(Records about charts and figures)

— begin —

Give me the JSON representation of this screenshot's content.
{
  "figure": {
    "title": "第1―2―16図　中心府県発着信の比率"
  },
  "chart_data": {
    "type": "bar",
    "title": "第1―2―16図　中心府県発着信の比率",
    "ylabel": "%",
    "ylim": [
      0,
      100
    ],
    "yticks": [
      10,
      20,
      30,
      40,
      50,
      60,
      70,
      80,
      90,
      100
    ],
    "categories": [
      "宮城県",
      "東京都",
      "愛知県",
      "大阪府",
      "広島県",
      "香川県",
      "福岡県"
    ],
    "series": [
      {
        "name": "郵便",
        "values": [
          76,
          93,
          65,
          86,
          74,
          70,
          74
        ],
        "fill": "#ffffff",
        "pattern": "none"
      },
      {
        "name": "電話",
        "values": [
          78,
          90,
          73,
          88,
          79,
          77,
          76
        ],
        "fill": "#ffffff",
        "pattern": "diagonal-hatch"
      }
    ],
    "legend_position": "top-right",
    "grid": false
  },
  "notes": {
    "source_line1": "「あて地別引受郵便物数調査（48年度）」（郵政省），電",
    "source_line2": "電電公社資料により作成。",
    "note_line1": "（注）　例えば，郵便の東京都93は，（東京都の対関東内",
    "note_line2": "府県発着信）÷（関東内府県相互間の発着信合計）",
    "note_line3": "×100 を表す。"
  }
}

— end —

→ REQUEST: Examine the entries and report how many of their lines contain the string "title", giving no more than the number.

→ RESULT FOR THIS TASK: 2